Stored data
* * * * * * * * *

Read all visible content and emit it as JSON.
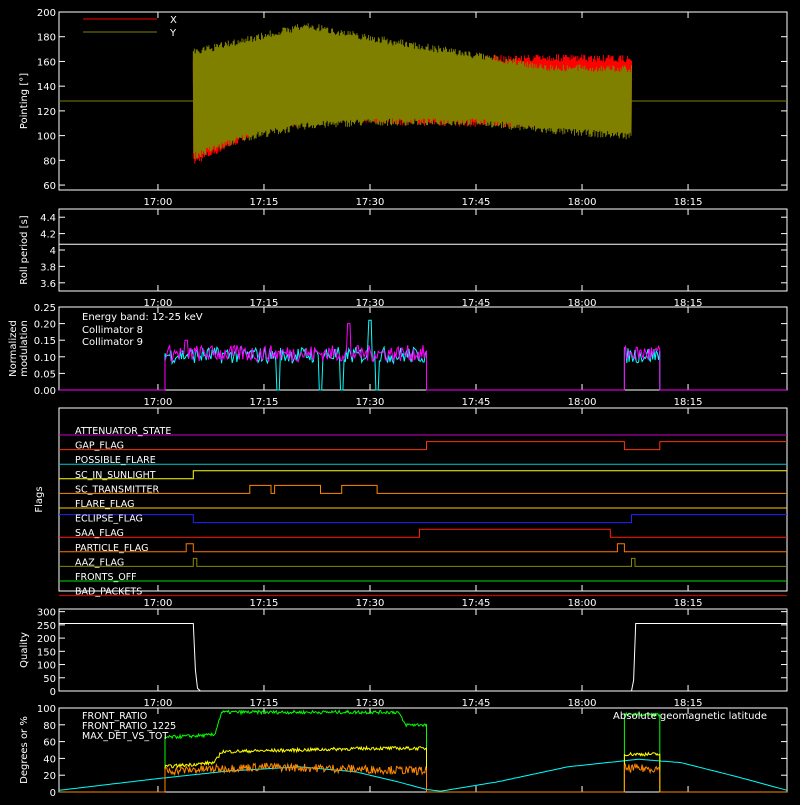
{
  "chart_data": [
    {
      "panel": "pointing",
      "type": "line",
      "ylabel": "Pointing [°]",
      "ylim": [
        56,
        200
      ],
      "yticks": [
        60,
        80,
        100,
        120,
        140,
        160,
        180,
        200
      ],
      "legend": {
        "position": "top-left",
        "entries": [
          {
            "name": "X",
            "color": "#ff0000"
          },
          {
            "name": "Y",
            "color": "#808000"
          }
        ]
      },
      "time_range": [
        "16:46",
        "18:29"
      ],
      "xticks": [
        "17:00",
        "17:15",
        "17:30",
        "17:45",
        "18:00",
        "18:15"
      ],
      "series": [
        {
          "name": "Y-baseline",
          "color": "#808000",
          "constant": 128
        },
        {
          "name": "X",
          "color": "#ff0000",
          "start": "17:05",
          "end": "18:07",
          "envelope_upper": [
            [
              17.08,
              160
            ],
            [
              17.25,
              165
            ],
            [
              17.42,
              170
            ],
            [
              17.58,
              164
            ],
            [
              17.75,
              165
            ],
            [
              17.92,
              166
            ],
            [
              18.1,
              165
            ]
          ],
          "envelope_lower": [
            [
              17.08,
              75
            ],
            [
              17.25,
              103
            ],
            [
              17.42,
              112
            ],
            [
              17.58,
              108
            ],
            [
              17.75,
              107
            ],
            [
              17.92,
              106
            ],
            [
              18.1,
              105
            ]
          ]
        },
        {
          "name": "Y",
          "color": "#808000",
          "start": "17:05",
          "end": "18:07",
          "envelope_upper": [
            [
              17.08,
              170
            ],
            [
              17.2,
              180
            ],
            [
              17.35,
              192
            ],
            [
              17.5,
              182
            ],
            [
              17.75,
              168
            ],
            [
              17.92,
              158
            ],
            [
              18.1,
              157
            ]
          ],
          "envelope_lower": [
            [
              17.08,
              80
            ],
            [
              17.2,
              95
            ],
            [
              17.35,
              105
            ],
            [
              17.5,
              108
            ],
            [
              17.75,
              108
            ],
            [
              17.92,
              101
            ],
            [
              18.1,
              97
            ]
          ]
        }
      ]
    },
    {
      "panel": "roll-period",
      "type": "line",
      "ylabel": "Roll period [s]",
      "ylim": [
        3.5,
        4.5
      ],
      "yticks": [
        3.6,
        3.8,
        4.0,
        4.2,
        4.4
      ],
      "xticks": [
        "17:00",
        "17:15",
        "17:30",
        "17:45",
        "18:00",
        "18:15"
      ],
      "series": [
        {
          "name": "roll period",
          "color": "#ffffff",
          "constant": 4.07
        }
      ]
    },
    {
      "panel": "modulation",
      "type": "line",
      "ylabel_lines": [
        "Normalized",
        "modulation"
      ],
      "ylim": [
        0,
        0.25
      ],
      "yticks": [
        0.0,
        0.05,
        0.1,
        0.15,
        0.2,
        0.25
      ],
      "yticklabels": [
        "0.00",
        "0.05",
        "0.10",
        "0.15",
        "0.20",
        "0.25"
      ],
      "annotation": "Energy band: 12-25 keV",
      "legend": {
        "position": "top-left",
        "entries": [
          {
            "name": "Collimator 8",
            "color": "#00ffff"
          },
          {
            "name": "Collimator 9",
            "color": "#ff00ff"
          }
        ]
      },
      "xticks": [
        "17:00",
        "17:15",
        "17:30",
        "17:45",
        "18:00",
        "18:15"
      ],
      "series": [
        {
          "name": "Collimator 8",
          "color": "#00ffff",
          "active_intervals": [
            [
              "17:01",
              "17:38"
            ],
            [
              "18:06",
              "18:11"
            ]
          ],
          "mean": 0.105,
          "dips_to_zero": [
            "17:17",
            "17:23",
            "17:26",
            "17:31"
          ],
          "spikes": [
            [
              "17:30",
              0.21
            ],
            [
              "17:17",
              0.16
            ]
          ]
        },
        {
          "name": "Collimator 9",
          "color": "#ff00ff",
          "active_intervals": [
            [
              "17:01",
              "17:38"
            ],
            [
              "18:06",
              "18:11"
            ]
          ],
          "mean": 0.11,
          "spikes": [
            [
              "17:27",
              0.2
            ],
            [
              "17:04",
              0.15
            ]
          ]
        }
      ]
    },
    {
      "panel": "flags",
      "type": "line",
      "ylabel": "Flags",
      "xticks": [
        "17:00",
        "17:15",
        "17:30",
        "17:45",
        "18:00",
        "18:15"
      ],
      "series": [
        {
          "name": "ATTENUATOR_STATE",
          "color": "#cc00cc",
          "segments": [
            [
              "16:46",
              "18:29",
              0
            ]
          ]
        },
        {
          "name": "GAP_FLAG",
          "color": "#ff3300",
          "segments": [
            [
              "16:46",
              "17:38",
              0
            ],
            [
              "17:38",
              "18:06",
              1
            ],
            [
              "18:06",
              "18:11",
              0
            ],
            [
              "18:11",
              "18:29",
              1
            ]
          ]
        },
        {
          "name": "POSSIBLE_FLARE",
          "color": "#00cccc",
          "segments": [
            [
              "16:46",
              "18:29",
              0
            ]
          ]
        },
        {
          "name": "SC_IN_SUNLIGHT",
          "color": "#ffff00",
          "segments": [
            [
              "16:46",
              "17:05",
              0
            ],
            [
              "17:05",
              "18:29",
              1
            ]
          ]
        },
        {
          "name": "SC_TRANSMITTER",
          "color": "#ff8800",
          "segments": [
            [
              "16:46",
              "17:13",
              0
            ],
            [
              "17:13",
              "17:16",
              1
            ],
            [
              "17:16",
              "17:16.5",
              0
            ],
            [
              "17:16.5",
              "17:23",
              1
            ],
            [
              "17:23",
              "17:26",
              0
            ],
            [
              "17:26",
              "17:31",
              1
            ],
            [
              "17:31",
              "18:29",
              0
            ]
          ]
        },
        {
          "name": "FLARE_FLAG",
          "color": "#ffcc00",
          "segments": [
            [
              "16:46",
              "18:29",
              0
            ]
          ]
        },
        {
          "name": "ECLIPSE_FLAG",
          "color": "#2222ff",
          "segments": [
            [
              "16:46",
              "17:05",
              1
            ],
            [
              "17:05",
              "18:07",
              0
            ],
            [
              "18:07",
              "18:29",
              1
            ]
          ]
        },
        {
          "name": "SAA_FLAG",
          "color": "#ff2200",
          "segments": [
            [
              "16:46",
              "17:37",
              0
            ],
            [
              "17:37",
              "18:04",
              1
            ],
            [
              "18:04",
              "18:29",
              0
            ]
          ]
        },
        {
          "name": "PARTICLE_FLAG",
          "color": "#ff7700",
          "segments": [
            [
              "16:46",
              "17:04",
              0
            ],
            [
              "17:04",
              "17:05",
              1
            ],
            [
              "17:05",
              "18:05",
              0
            ],
            [
              "18:05",
              "18:06",
              1
            ],
            [
              "18:06",
              "18:29",
              0
            ]
          ]
        },
        {
          "name": "AAZ_FLAG",
          "color": "#888800",
          "segments": [
            [
              "16:46",
              "17:05",
              0
            ],
            [
              "17:05",
              "17:05.5",
              1
            ],
            [
              "17:05.5",
              "18:07",
              0
            ],
            [
              "18:07",
              "18:07.5",
              1
            ],
            [
              "18:07.5",
              "18:29",
              0
            ]
          ]
        },
        {
          "name": "FRONTS_OFF",
          "color": "#00dd00",
          "segments": [
            [
              "16:46",
              "18:29",
              0
            ]
          ]
        },
        {
          "name": "BAD_PACKETS",
          "color": "#ee0000",
          "segments": [
            [
              "16:46",
              "18:29",
              0
            ]
          ]
        }
      ]
    },
    {
      "panel": "quality",
      "type": "line",
      "ylabel": "Quality",
      "ylim": [
        0,
        310
      ],
      "yticks": [
        0,
        50,
        100,
        150,
        200,
        250,
        300
      ],
      "xticks": [
        "17:00",
        "17:15",
        "17:30",
        "17:45",
        "18:00",
        "18:15"
      ],
      "series": [
        {
          "name": "quality",
          "color": "#ffffff",
          "points": [
            [
              "16:46",
              255
            ],
            [
              "17:05",
              255
            ],
            [
              "17:05.3",
              80
            ],
            [
              "17:05.6",
              10
            ],
            [
              "17:06",
              0
            ],
            [
              "18:07",
              0
            ],
            [
              "18:07.3",
              40
            ],
            [
              "18:07.6",
              255
            ],
            [
              "18:29",
              255
            ]
          ]
        }
      ]
    },
    {
      "panel": "ratios",
      "type": "line",
      "ylabel": "Degrees or %",
      "ylim": [
        0,
        100
      ],
      "yticks": [
        0,
        20,
        40,
        60,
        80,
        100
      ],
      "legend": {
        "position": "top-left",
        "entries": [
          {
            "name": "FRONT_RATIO",
            "color": "#ffff00"
          },
          {
            "name": "FRONT_RATIO_1225",
            "color": "#00ff00"
          },
          {
            "name": "MAX_DET_VS_TOT",
            "color": "#ff8800"
          }
        ]
      },
      "annotation": "Absolute geomagnetic latitude",
      "annotation_color": "#00ffff",
      "xticks": [
        "17:00",
        "17:15",
        "17:30",
        "17:45",
        "18:00",
        "18:15"
      ],
      "series": [
        {
          "name": "FRONT_RATIO",
          "color": "#ffff00",
          "points": [
            [
              "17:01",
              30
            ],
            [
              "17:08",
              35
            ],
            [
              "17:09",
              48
            ],
            [
              "17:20",
              50
            ],
            [
              "17:30",
              52
            ],
            [
              "17:38",
              52
            ],
            [
              "18:06",
              45
            ],
            [
              "18:11",
              45
            ]
          ]
        },
        {
          "name": "FRONT_RATIO_1225",
          "color": "#00ff00",
          "points": [
            [
              "17:01",
              65
            ],
            [
              "17:08",
              68
            ],
            [
              "17:09",
              95
            ],
            [
              "17:20",
              95
            ],
            [
              "17:30",
              95
            ],
            [
              "17:34",
              95
            ],
            [
              "17:35",
              80
            ],
            [
              "17:38",
              80
            ],
            [
              "18:06",
              92
            ],
            [
              "18:11",
              92
            ]
          ]
        },
        {
          "name": "MAX_DET_VS_TOT",
          "color": "#ff8800",
          "points": [
            [
              "17:01",
              25
            ],
            [
              "17:15",
              30
            ],
            [
              "17:30",
              27
            ],
            [
              "17:38",
              25
            ],
            [
              "18:06",
              28
            ],
            [
              "18:11",
              28
            ]
          ]
        },
        {
          "name": "Absolute geomagnetic latitude",
          "color": "#00ffff",
          "points": [
            [
              "16:46",
              2
            ],
            [
              "16:52",
              8
            ],
            [
              "17:00",
              16
            ],
            [
              "17:10",
              25
            ],
            [
              "17:20",
              30
            ],
            [
              "17:28",
              24
            ],
            [
              "17:34",
              12
            ],
            [
              "17:38",
              3
            ],
            [
              "17:40",
              1
            ],
            [
              "17:48",
              12
            ],
            [
              "17:58",
              30
            ],
            [
              "18:08",
              39
            ],
            [
              "18:14",
              35
            ],
            [
              "18:22",
              18
            ],
            [
              "18:29",
              2
            ]
          ]
        }
      ]
    }
  ]
}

* * * * * * * * *

▶ Aim
Return only those lines of the records that contain the string "geomagnetic".

▶ Output of the task
      "annotation": "Absolute geomagnetic latitude",
          "name": "Absolute geomagnetic latitude",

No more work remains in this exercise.